You are viewing a plain text version of this content. The canonical link for it is here.

Posted to dev@phoenix.apache.org by "larsh@apache.org" <la...@apache.org> on 2021/03/26 23:20:18 UTC

On duplicate column names

As you may or may not know, Phoenix allows for duplicate column names as long as they are placed in different column families.

You can create a table such as CREATE TABLE t (pk1 ..., x.v1, y.v1, ...).
Now each time you want to refer to v1 you need to qualify it with its column family or you get a AmbiguousColumnException.

Worse, you also do CREATE TABLE t (pk1 ..., v1, x.v1, ...). Now a using v1 in a query will silently resolve to v1 in the default column family and x.v1 does have to be qualified.

As I reason through how this should work in Trino's (formerly Presto) Phoenix connector, it occurs to me that should probably just disallow this.

CREATE TABLE t (pk1 ..., x.v1, y.v2, ...) works just fine and you can refer to both v1 and v2 without the need to qualify them with the column family.

So... In essence: Should we require all columns to be uniquely named, even with multiple column families?

Thanks.

-- Lars

Re: On duplicate column names

Posted by "larsh@apache.org" <la...@apache.org>.

Please comment on the Jira if you have an opinion :)






On Monday, March 29, 2021, 10:48:34 AM PDT, larsh@apache.org <la...@apache.org> wrote: 





Filed https://issues.apache.org/jira/browse/PHOENIX-6433

We can discuss there.
In the end, IMHO, placing columns in distinct column families is a physical optimization, not a logical construct...
Very much like indexes. And just like indexes these physical optimizations should not leak into the actual queries.

-- Lars


On Monday, March 29, 2021, 3:04:08 AM PDT, Istvan Toth <st...@apache.org> wrote: 





I agree that having identical column names is generally a pain, and I have
no problem with disallowing them in statically defined Phoenix columns, as
long as the views on HBase tables and the dynamic column features are not
affected.

We may or may not want to add a property to override it (with the
default being disallowing the duplicate column names)

Istvan



On Sat, Mar 27, 2021 at 5:59 PM larsh@apache.org <la...@apache.org> wrote:

> Viraj, yeah similar discussion.
>
> Istvan, good point. Of course you cannot guard against what folks do at
> the HBase level, and we should still allow that. Just like in PHOENIX-6343.
> But we could disallow creating new tables like this in Phoenix, also like
> PHOENIX-6343.
>
>
> I just think that causes more problems than it solves. While HBase looks
> at things key-value by key-value, Phoenix takes a row-by-row view.
> From that angle, why would you ever want a table with ambiguous column
> names? And neither qualified nor duplicate column names are in the SQL
> standard - AFAIK at least.
>
> In the Trino case I described, it's using the standard JDBC metadata, then
> using the COLUMN_NAM column to read the name of the column. That is the
> JDBC standard.
> In the Phoenix case you now also have to read the COLUMN_FAMILY column,
> then know how to build a qualified column name, and that be able to pass
> this through all the query planning, etc. And there is no possible way to
> hand a qualified column name to Phoenix. Phoenix does *not* allow "cf.cq",
> it has to be cf.cq or "cf"."cq".

**DATA SHOWN**
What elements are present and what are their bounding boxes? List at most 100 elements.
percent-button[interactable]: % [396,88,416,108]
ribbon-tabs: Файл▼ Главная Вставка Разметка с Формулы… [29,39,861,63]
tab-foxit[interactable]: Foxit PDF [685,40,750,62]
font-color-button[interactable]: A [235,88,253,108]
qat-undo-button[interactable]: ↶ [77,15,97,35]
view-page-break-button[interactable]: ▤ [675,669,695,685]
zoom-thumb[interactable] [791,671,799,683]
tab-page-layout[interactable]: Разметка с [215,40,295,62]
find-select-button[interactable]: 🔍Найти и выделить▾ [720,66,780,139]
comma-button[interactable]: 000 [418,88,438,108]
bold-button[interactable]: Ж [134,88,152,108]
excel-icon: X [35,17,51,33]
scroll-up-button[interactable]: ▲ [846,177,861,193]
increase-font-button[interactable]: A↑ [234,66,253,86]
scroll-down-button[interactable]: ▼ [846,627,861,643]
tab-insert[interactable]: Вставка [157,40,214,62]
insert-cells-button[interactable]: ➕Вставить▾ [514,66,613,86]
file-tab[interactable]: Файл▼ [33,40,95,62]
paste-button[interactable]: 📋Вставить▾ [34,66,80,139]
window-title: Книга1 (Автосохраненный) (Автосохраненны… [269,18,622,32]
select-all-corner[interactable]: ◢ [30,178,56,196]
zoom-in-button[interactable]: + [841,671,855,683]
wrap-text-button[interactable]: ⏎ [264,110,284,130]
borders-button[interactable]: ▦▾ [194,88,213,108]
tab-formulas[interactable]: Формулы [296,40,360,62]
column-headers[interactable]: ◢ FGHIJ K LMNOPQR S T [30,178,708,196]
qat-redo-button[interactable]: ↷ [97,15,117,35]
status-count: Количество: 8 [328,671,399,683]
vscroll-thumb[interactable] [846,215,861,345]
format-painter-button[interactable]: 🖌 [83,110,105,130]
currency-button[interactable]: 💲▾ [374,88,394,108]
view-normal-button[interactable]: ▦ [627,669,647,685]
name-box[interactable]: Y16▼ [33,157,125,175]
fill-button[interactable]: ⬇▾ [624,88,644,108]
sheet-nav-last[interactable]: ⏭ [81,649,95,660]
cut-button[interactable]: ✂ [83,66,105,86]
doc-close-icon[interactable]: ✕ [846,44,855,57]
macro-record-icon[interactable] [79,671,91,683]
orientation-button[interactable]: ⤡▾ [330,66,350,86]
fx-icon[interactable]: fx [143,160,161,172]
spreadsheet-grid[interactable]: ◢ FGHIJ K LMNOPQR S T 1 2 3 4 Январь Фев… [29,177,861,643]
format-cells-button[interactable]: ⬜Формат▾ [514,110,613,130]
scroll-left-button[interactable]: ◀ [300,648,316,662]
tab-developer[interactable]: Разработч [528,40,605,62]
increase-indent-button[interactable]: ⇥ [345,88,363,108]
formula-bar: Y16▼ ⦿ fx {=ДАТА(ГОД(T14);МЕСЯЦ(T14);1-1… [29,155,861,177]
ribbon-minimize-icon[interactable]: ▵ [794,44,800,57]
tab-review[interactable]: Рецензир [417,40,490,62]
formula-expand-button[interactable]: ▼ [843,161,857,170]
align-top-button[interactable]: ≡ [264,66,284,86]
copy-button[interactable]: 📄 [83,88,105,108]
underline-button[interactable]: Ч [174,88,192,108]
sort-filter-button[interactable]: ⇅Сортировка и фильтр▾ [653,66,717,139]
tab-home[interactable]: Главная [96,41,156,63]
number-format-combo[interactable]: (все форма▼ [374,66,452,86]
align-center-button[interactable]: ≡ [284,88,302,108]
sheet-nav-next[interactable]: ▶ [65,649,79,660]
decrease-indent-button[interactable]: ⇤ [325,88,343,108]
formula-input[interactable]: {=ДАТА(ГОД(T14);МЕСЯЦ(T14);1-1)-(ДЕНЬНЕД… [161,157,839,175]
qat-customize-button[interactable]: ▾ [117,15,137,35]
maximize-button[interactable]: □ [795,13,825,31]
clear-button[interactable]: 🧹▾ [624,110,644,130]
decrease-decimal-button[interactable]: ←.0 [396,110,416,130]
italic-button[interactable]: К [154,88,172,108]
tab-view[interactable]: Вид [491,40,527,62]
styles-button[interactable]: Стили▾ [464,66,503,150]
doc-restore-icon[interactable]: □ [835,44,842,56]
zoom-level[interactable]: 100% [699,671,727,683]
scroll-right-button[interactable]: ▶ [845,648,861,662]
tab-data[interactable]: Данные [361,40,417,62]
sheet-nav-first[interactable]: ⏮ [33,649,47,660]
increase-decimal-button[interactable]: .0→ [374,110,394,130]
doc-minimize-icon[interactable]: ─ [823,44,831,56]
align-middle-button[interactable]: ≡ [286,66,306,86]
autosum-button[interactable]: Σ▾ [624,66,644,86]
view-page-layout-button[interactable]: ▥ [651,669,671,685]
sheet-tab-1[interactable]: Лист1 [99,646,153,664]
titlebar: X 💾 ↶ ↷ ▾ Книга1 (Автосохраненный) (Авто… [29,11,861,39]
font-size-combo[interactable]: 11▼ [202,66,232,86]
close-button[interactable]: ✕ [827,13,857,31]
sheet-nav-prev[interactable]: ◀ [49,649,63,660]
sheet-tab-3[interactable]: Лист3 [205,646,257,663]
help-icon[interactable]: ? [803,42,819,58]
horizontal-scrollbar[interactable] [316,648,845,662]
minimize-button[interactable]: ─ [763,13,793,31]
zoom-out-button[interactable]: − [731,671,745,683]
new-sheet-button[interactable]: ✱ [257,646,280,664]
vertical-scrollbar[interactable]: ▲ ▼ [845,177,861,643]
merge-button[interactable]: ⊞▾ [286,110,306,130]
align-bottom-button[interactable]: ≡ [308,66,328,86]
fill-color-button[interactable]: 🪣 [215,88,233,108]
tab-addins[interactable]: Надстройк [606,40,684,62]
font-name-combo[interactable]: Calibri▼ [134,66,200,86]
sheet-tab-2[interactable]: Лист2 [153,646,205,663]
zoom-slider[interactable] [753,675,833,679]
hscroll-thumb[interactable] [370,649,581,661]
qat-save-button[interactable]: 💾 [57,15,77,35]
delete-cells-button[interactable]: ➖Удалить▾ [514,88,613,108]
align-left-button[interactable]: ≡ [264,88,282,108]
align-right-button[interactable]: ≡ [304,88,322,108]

**TASK LIST**
• 1. Reproduce the passage of the duplicate column names thread that starts at "We can discuss" and ends at "the actual queries.".
• 2. Count the lines of the listing that contain the string "МЕСЯЦ" and give only the number.

**ANSWERS IN ORDER**
• 1.
We can discuss there.
In the end, IMHO, placing columns in distinct column families is a physical optimization, not a logical construct...
Very much like indexes. And just like indexes these physical optimizations should not leak into the actual queries.

• 2. 2